Work to complete
Everything in the listing should be restated word for word.
______
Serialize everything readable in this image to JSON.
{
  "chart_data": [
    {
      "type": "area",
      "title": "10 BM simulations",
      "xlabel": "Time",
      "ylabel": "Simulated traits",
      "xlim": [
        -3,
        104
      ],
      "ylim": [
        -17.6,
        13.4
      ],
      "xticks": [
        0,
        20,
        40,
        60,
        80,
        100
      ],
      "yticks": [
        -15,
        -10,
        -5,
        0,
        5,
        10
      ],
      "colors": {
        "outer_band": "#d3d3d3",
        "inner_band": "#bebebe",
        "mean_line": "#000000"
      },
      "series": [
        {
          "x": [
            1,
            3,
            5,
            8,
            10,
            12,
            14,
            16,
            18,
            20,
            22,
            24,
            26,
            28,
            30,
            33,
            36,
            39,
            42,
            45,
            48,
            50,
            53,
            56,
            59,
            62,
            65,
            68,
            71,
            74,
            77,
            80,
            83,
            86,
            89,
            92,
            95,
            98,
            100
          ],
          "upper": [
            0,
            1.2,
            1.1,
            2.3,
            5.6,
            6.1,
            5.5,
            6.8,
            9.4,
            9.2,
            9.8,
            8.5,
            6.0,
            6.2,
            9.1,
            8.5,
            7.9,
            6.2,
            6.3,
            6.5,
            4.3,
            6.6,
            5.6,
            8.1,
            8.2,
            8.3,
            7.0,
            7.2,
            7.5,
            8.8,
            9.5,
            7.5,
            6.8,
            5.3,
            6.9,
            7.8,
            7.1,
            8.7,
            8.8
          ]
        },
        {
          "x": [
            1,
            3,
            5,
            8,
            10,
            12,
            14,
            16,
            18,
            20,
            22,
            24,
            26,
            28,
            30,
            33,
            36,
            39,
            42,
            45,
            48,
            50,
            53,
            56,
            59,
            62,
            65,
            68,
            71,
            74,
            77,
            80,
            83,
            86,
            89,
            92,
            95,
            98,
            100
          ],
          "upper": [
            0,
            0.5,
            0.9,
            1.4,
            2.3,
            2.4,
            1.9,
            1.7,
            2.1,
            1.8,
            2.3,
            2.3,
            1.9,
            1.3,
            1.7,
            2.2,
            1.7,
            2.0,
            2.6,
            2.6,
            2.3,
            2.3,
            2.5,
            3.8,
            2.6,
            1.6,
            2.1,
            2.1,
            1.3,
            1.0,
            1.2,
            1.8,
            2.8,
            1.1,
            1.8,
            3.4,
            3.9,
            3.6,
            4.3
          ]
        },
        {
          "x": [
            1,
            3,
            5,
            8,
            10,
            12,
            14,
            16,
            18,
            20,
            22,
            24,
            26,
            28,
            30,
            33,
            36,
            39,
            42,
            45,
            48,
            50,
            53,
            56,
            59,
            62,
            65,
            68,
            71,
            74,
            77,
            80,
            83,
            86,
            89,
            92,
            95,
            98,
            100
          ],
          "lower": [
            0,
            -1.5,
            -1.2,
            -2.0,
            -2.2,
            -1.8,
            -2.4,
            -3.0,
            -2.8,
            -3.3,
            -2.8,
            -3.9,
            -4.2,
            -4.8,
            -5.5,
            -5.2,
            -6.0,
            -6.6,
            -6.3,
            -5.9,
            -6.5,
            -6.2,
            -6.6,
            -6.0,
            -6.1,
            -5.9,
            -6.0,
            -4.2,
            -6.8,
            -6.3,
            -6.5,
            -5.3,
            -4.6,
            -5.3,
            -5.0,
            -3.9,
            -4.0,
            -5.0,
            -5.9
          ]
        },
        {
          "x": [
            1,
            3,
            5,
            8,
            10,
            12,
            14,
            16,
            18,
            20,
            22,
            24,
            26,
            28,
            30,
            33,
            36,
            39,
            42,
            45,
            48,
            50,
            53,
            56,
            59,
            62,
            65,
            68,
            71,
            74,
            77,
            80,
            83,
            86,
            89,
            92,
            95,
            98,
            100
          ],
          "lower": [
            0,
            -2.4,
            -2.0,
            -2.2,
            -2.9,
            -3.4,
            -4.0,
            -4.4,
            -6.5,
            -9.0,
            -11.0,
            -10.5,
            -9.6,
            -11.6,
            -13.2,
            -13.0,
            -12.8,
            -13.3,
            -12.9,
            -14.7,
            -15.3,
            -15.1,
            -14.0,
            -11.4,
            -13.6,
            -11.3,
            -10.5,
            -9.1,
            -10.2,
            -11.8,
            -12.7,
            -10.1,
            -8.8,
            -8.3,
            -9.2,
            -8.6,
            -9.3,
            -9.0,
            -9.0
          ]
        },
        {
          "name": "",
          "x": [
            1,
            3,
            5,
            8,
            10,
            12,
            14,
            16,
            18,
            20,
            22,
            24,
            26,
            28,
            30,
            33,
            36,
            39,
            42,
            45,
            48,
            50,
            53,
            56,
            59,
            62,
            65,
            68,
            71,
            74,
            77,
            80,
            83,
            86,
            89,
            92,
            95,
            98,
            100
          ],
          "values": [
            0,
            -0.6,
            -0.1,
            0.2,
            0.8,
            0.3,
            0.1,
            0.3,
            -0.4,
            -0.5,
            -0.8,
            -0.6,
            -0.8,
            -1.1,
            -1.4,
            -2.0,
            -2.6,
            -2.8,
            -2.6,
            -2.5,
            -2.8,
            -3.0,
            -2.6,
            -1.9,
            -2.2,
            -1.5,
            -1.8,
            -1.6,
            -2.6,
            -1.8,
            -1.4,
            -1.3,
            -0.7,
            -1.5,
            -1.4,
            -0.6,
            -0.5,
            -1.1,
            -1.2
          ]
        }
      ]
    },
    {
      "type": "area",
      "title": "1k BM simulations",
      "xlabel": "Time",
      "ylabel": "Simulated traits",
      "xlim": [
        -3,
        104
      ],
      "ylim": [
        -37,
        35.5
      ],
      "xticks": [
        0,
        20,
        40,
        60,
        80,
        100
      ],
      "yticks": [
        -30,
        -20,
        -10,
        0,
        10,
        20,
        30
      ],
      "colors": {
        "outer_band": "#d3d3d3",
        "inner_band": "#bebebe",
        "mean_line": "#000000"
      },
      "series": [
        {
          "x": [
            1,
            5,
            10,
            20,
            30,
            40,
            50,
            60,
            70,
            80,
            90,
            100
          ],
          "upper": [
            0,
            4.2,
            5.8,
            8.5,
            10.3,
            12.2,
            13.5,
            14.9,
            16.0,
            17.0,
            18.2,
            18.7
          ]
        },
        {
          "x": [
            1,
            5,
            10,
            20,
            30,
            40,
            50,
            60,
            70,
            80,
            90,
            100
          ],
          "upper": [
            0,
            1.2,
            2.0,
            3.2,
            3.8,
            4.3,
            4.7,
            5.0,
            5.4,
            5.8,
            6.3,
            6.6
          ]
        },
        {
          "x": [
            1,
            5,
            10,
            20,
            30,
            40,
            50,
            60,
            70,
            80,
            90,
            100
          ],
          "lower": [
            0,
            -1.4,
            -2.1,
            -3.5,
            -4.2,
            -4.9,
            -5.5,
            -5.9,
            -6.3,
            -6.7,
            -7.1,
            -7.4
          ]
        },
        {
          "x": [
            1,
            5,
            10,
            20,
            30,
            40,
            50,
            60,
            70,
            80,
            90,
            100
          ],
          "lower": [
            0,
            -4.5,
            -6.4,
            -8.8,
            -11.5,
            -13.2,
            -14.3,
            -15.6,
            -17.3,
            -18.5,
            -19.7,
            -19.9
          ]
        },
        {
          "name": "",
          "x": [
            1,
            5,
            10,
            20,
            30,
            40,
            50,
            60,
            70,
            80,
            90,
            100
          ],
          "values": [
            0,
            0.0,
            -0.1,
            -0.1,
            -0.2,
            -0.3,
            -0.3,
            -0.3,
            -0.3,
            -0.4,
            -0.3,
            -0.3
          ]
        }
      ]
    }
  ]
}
______
Completed exercise
Serialize everything readable in this image to JSON.
{
  "chart_data": [
    {
      "type": "area",
      "title": "10 BM simulations",
      "xlabel": "Time",
      "ylabel": "Simulated traits",
      "xlim": [
        -3,
        104
      ],
      "ylim": [
        -17.6,
        13.4
      ],
      "xticks": [
        0,
        20,
        40,
        60,
        80,
        100
      ],
      "yticks": [
        -15,
        -10,
        -5,
        0,
        5,
        10
      ],
      "colors": {
        "outer_band": "#d3d3d3",
        "inner_band": "#bebebe",
        "mean_line": "#000000"
      },
      "series": [
        {
          "x": [
            1,
            3,
            5,
            8,
            10,
            12,
            14,
            16,
            18,
            20,
            22,
            24,
            26,
            28,
            30,
            33,
            36,
            39,
            42,
            45,
            48,
            50,
            53,
            56,
            59,
            62,
            65,
            68,
            71,
            74,
            77,
            80,
            83,
            86,
            89,
            92,
            95,
            98,
            100
          ],
          "upper": [
            0,
            1.2,
            1.1,
            2.3,
            5.6,
            6.1,
            5.5,
            6.8,
            9.4,
            9.2,
            9.8,
            8.5,
            6.0,
            6.2,
            9.1,
            8.5,
            7.9,
            6.2,
            6.3,
            6.5,
            4.3,
            6.6,
            5.6,
            8.1,
            8.2,
            8.3,
            7.0,
            7.2,
            7.5,
            8.8,
            9.5,
            7.5,
            6.8,
            5.3,
            6.9,
            7.8,
            7.1,
            8.7,
            8.8
          ]
        },
        {
          "x": [
            1,
            3,
            5,
            8,
            10,
            12,
            14,
            16,
            18,
            20,
            22,
            24,
            26,
            28,
            30,
            33,
            36,
            39,
            42,
            45,
            48,
            50,
            53,
            56,
            59,
            62,
            65,
            68,
            71,
            74,
            77,
            80,
            83,
            86,
            89,
            92,
            95,
            98,
            100
          ],
          "upper": [
            0,
            0.5,
            0.9,
            1.4,
            2.3,
            2.4,
            1.9,
            1.7,
            2.1,
            1.8,
            2.3,
            2.3,
            1.9,
            1.3,
            1.7,
            2.2,
            1.7,
            2.0,
            2.6,
            2.6,
            2.3,
            2.3,
            2.5,
            3.8,
            2.6,
            1.6,
            2.1,
            2.1,
            1.3,
            1.0,
            1.2,
            1.8,
            2.8,
            1.1,
            1.8,
            3.4,
            3.9,
            3.6,
            4.3
          ]
        },
        {
          "x": [
            1,
            3,
            5,
            8,
            10,
            12,
            14,
            16,
            18,
            20,
            22,
            24,
            26,
            28,
            30,
            33,
            36,
            39,
            42,
            45,
            48,
            50,
            53,
            56,
            59,
            62,
            65,
            68,
            71,
            74,
            77,
            80,
            83,
            86,
            89,
            92,
            95,
            98,
            100
          ],
          "lower": [
            0,
            -1.5,
            -1.2,
            -2.0,
            -2.2,
            -1.8,
            -2.4,
            -3.0,
            -2.8,
            -3.3,
            -2.8,
            -3.9,
            -4.2,
            -4.8,
            -5.5,
            -5.2,
            -6.0,
            -6.6,
            -6.3,
            -5.9,
            -6.5,
            -6.2,
            -6.6,
            -6.0,
            -6.1,
            -5.9,
            -6.0,
            -4.2,
            -6.8,
            -6.3,
            -6.5,
            -5.3,
            -4.6,
            -5.3,
            -5.0,
            -3.9,
            -4.0,
            -5.0,
            -5.9
          ]
        },
        {
          "x": [
            1,
            3,
            5,
            8,
            10,
            12,
            14,
            16,
            18,
            20,
            22,
            24,
            26,
            28,
            30,
            33,
            36,
            39,
            42,
            45,
            48,
            50,
            53,
            56,
            59,
            62,
            65,
            68,
            71,
            74,
            77,
            80,
            83,
            86,
            89,
            92,
            95,
            98,
            100
          ],
          "lower": [
            0,
            -2.4,
            -2.0,
            -2.2,
            -2.9,
            -3.4,
            -4.0,
            -4.4,
            -6.5,
            -9.0,
            -11.0,
            -10.5,
            -9.6,
            -11.6,
            -13.2,
            -13.0,
            -12.8,
            -13.3,
            -12.9,
            -14.7,
            -15.3,
            -15.1,
            -14.0,
            -11.4,
            -13.6,
            -11.3,
            -10.5,
            -9.1,
            -10.2,
            -11.8,
            -12.7,
            -10.1,
            -8.8,
            -8.3,
            -9.2,
            -8.6,
            -9.3,
            -9.0,
            -9.0
          ]
        },
        {
          "name": "",
          "x": [
            1,
            3,
            5,
            8,
            10,
            12,
            14,
            16,
            18,
            20,
            22,
            24,
            26,
            28,
            30,
            33,
            36,
            39,
            42,
            45,
            48,
            50,
            53,
            56,
            59,
            62,
            65,
            68,
            71,
            74,
            77,
            80,
            83,
            86,
            89,
            92,
            95,
            98,
            100
          ],
          "values": [
            0,
            -0.6,
            -0.1,
            0.2,
            0.8,
            0.3,
            0.1,
            0.3,
            -0.4,
            -0.5,
            -0.8,
            -0.6,
            -0.8,
            -1.1,
            -1.4,
            -2.0,
            -2.6,
            -2.8,
            -2.6,
            -2.5,
            -2.8,
            -3.0,
            -2.6,
            -1.9,
            -2.2,
            -1.5,
            -1.8,
            -1.6,
            -2.6,
            -1.8,
            -1.4,
            -1.3,
            -0.7,
            -1.5,
            -1.4,
            -0.6,
            -0.5,
            -1.1,
            -1.2
          ]
        }
      ]
    },
    {
      "type": "area",
      "title": "1k BM simulations",
      "xlabel": "Time",
      "ylabel": "Simulated traits",
      "xlim": [
        -3,
        104
      ],
      "ylim": [
        -37,
        35.5
      ],
      "xticks": [
        0,
        20,
        40,
        60,
        80,
        100
      ],
      "yticks": [
        -30,
        -20,
        -10,
        0,
        10,
        20,
        30
      ],
      "colors": {
        "outer_band": "#d3d3d3",
        "inner_band": "#bebebe",
        "mean_line": "#000000"
      },
      "series": [
        {
          "x": [
            1,
            5,
            10,
            20,
            30,
            40,
            50,
            60,
            70,
            80,
            90,
            100
          ],
          "upper": [
            0,
            4.2,
            5.8,
            8.5,
            10.3,
            12.2,
            13.5,
            14.9,
            16.0,
            17.0,
            18.2,
            18.7
          ]
        },
        {
          "x": [
            1,
            5,
            10,
            20,
            30,
            40,
            50,
            60,
            70,
            80,
            90,
            100
          ],
          "upper": [
            0,
            1.2,
            2.0,
            3.2,
            3.8,
            4.3,
            4.7,
            5.0,
            5.4,
            5.8,
            6.3,
            6.6
          ]
        },
        {
          "x": [
            1,
            5,
            10,
            20,
            30,
            40,
            50,
            60,
            70,
            80,
            90,
            100
          ],
          "lower": [
            0,
            -1.4,
            -2.1,
            -3.5,
            -4.2,
            -4.9,
            -5.5,
            -5.9,
            -6.3,
            -6.7,
            -7.1,
            -7.4
          ]
        },
        {
          "x": [
            1,
            5,
            10,
            20,
            30,
            40,
            50,
            60,
            70,
            80,
            90,
            100
          ],
          "lower": [
            0,
            -4.5,
            -6.4,
            -8.8,
            -11.5,
            -13.2,
            -14.3,
            -15.6,
            -17.3,
            -18.5,
            -19.7,
            -19.9
          ]
        },
        {
          "name": "",
          "x": [
            1,
            5,
            10,
            20,
            30,
            40,
            50,
            60,
            70,
            80,
            90,
            100
          ],
          "values": [
            0,
            0.0,
            -0.1,
            -0.1,
            -0.2,
            -0.3,
            -0.3,
            -0.3,
            -0.3,
            -0.4,
            -0.3,
            -0.3
          ]
        }
      ]
    }
  ]
}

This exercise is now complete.